Selected excerpt below:

A successful UI is a dual combination of reliable functionally and aesthetic visibility. The less your shoppers have to think about their clicking action, the better. They should not be expected to spend huge chunks of time trying to navigate their way around your site. Life is hard enough already. So, what can be done to cut their time down?

Site-Search QuickView: click to zoom

Quick view: Exactly as the name implies…give your customers a quick view of the products they are seeking. A hover with the mouse over a desired product and a quick mini window automatically presents your customers with detailed product info. No more schlepping to a separate product page, no more waiting… just straight to checkout.

AutoComplete: Complete your customers’ queries so they don’t have to!

Search as you type. Instant Site-Search. Instant Shopping!

Site-search AutoComplete - click to zoom

Shoppers just start typing in the search box and a pop up list of frequent queries and suggested products from the store product catalogue appears. Great eye candy!

Placement: It matters! Trust us. Eyes wander and react in different ways to different stimuli. When discussing ecommerce, the question becomes to where do eyes wander on a screen and to what degree can they be stimulated? Thanks to a recent German usability blog posting, we learn that a recommendation tool, such as Cross-Sell, is most effectively located on the right hand side of the product page, enabling optimum eye stimulation (and eventually, human purchasing potential).

These are just to name a few. As a retailer, do you want to be responsible for the disappointment of some mother who spent hours without success trying to navigate herself around your site to find a driving hamster for her 6 year old son for Christmas? Of course not. So evaluate your UI and see what design improvements can be made and/or optimization tools can be added.

End of Selected excerpt.

# Required work
**a.** Rewrite the passage on online store usability from the words "Quick view: Exactly" through the words "don’t have to!", substituting "trekking" for "schlepping".
**b.** According to the passage on online store usability, where on the product page is a recommendation tool such as Cross-Sell most effectively located?

Data extract below:

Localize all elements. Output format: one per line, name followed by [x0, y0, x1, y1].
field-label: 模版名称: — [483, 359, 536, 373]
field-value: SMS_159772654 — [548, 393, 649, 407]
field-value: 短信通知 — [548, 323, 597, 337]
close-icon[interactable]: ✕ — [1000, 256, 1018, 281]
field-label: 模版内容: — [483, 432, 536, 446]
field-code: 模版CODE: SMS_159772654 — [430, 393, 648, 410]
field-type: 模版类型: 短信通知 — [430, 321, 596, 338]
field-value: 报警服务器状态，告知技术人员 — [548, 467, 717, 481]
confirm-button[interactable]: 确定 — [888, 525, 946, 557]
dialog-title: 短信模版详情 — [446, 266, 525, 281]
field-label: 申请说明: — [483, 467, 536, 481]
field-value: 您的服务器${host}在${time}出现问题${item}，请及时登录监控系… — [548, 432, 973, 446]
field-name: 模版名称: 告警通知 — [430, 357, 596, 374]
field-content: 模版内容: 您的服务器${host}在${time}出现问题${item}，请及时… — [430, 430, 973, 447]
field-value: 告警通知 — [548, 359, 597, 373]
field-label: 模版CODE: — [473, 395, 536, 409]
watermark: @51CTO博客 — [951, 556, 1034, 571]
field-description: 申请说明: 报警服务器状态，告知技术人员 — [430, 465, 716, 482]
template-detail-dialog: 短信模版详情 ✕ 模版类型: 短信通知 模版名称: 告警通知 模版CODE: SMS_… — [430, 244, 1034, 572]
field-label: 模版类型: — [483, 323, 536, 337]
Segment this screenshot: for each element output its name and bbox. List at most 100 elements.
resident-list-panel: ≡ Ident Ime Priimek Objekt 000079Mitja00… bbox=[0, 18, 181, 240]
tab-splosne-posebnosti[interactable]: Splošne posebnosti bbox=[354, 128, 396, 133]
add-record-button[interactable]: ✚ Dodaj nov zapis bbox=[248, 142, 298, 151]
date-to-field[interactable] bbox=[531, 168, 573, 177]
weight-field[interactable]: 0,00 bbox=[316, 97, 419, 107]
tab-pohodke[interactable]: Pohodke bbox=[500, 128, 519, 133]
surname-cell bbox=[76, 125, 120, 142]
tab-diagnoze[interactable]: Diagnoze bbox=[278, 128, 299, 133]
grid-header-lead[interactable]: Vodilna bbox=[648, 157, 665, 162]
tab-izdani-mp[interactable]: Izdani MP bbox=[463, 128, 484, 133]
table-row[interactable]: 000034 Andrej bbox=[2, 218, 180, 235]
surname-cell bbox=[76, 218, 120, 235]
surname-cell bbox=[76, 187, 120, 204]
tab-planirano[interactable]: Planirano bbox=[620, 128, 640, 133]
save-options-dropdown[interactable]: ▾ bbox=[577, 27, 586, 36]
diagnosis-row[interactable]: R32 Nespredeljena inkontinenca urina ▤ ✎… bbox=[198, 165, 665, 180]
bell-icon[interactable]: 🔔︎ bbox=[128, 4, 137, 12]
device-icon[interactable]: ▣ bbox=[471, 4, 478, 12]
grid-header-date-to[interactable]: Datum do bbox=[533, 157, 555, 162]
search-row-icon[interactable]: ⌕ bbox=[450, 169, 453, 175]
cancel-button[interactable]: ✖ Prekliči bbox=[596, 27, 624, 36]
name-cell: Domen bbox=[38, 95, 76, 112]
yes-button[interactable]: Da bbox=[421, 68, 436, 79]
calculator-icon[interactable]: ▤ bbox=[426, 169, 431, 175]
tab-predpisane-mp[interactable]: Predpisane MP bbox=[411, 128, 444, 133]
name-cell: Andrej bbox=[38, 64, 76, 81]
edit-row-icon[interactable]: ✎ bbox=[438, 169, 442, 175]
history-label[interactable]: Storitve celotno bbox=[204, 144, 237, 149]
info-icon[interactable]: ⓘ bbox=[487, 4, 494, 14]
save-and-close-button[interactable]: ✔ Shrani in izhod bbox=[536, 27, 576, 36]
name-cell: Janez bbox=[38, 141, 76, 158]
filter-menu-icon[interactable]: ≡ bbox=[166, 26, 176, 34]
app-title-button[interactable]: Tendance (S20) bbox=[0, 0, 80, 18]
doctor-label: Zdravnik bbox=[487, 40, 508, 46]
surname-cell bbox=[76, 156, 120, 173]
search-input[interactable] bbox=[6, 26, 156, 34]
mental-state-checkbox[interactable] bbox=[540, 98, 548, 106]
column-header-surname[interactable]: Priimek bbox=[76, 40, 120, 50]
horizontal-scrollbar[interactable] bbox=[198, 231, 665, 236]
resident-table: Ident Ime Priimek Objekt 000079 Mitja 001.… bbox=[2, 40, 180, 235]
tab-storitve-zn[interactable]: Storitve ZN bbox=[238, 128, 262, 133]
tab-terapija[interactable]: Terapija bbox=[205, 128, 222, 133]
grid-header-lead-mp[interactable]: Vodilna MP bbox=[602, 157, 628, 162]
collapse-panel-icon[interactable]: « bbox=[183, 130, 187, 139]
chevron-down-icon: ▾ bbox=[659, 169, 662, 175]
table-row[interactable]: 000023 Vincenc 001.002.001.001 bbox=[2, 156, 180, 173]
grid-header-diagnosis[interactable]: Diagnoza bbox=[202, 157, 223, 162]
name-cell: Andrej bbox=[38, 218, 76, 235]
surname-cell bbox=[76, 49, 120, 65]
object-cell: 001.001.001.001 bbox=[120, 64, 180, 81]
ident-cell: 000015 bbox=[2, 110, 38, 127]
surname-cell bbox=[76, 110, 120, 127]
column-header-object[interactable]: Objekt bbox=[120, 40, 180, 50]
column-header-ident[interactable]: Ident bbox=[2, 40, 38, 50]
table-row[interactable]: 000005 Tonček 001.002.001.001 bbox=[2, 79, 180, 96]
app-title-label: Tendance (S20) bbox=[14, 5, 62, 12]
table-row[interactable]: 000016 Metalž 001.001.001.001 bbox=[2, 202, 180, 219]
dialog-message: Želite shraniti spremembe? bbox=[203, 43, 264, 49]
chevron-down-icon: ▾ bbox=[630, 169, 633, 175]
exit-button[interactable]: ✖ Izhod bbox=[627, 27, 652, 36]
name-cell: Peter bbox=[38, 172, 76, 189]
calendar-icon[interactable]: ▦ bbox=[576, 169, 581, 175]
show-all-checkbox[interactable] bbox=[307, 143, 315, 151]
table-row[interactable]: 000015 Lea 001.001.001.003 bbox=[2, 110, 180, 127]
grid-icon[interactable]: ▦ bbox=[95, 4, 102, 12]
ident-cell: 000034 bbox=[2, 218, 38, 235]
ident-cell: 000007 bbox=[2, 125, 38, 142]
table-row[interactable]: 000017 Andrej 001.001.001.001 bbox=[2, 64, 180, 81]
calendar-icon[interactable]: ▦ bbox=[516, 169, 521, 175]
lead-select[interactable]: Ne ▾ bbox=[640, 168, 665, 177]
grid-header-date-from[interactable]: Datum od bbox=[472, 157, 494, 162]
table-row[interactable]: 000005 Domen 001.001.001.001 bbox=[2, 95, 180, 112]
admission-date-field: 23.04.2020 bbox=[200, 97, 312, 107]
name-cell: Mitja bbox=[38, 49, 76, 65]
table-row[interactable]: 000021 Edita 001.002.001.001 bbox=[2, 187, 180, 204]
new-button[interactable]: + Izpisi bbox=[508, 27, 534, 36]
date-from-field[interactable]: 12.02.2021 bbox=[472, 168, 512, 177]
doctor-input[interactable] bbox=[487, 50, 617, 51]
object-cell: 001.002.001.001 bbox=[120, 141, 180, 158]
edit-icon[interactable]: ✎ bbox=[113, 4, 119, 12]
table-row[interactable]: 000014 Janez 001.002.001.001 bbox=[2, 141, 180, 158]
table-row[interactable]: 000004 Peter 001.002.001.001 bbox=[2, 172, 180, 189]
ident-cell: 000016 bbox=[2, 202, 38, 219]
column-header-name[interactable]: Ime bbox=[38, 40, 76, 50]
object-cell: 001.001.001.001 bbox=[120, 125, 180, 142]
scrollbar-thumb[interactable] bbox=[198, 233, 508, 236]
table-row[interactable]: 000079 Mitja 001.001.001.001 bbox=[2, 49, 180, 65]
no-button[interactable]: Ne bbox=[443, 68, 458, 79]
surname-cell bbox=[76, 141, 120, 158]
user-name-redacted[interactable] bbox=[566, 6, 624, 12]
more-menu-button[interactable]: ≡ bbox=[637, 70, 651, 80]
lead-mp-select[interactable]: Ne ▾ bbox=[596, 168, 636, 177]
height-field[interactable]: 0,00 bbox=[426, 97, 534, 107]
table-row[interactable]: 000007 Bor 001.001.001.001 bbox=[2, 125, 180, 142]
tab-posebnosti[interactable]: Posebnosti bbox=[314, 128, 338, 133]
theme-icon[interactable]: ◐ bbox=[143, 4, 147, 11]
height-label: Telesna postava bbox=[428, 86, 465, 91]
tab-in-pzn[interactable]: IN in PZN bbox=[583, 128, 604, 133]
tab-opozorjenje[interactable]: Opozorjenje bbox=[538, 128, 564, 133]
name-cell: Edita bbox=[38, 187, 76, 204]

End of Data extract.

# Responses per task
**a.**
Quick view: Exactly as the name implies…give your customers a quick view of the products they are seeking. A hover with the mouse over a desired product and a quick mini window automatically presents your customers with detailed product info. No more trekking to a separate product page, no more waiting… just straight to checkout.

AutoComplete: Complete your customers’ queries so they don’t have to!

**b.** On the right-hand side of the product page.